AIM:
What lines of the data hold the string "value"? Pull each one out.

MATERIAL PROVIDED:
=-=-=-=-=

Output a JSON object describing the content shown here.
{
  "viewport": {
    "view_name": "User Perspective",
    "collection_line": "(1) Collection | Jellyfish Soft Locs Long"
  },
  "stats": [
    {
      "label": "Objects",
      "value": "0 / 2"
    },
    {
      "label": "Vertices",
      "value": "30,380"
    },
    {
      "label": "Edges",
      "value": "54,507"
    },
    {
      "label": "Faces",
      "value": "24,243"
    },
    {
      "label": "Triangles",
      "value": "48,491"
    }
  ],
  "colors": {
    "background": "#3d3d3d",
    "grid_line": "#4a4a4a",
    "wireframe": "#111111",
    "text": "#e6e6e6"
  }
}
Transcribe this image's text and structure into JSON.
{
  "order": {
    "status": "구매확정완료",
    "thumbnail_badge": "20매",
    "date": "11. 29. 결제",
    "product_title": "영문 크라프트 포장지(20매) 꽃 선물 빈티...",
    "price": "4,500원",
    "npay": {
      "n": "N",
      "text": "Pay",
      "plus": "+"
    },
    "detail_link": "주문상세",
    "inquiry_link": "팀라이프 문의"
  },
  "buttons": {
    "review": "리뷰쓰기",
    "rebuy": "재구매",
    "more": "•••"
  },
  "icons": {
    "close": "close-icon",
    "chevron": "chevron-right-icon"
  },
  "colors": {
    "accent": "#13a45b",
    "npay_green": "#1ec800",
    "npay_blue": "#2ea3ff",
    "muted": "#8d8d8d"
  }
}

=-=-=-=-=

RESPONSE:
      "value": "0 / 2"
      "value": "30,380"
      "value": "54,507"
      "value": "24,243"
      "value": "48,491"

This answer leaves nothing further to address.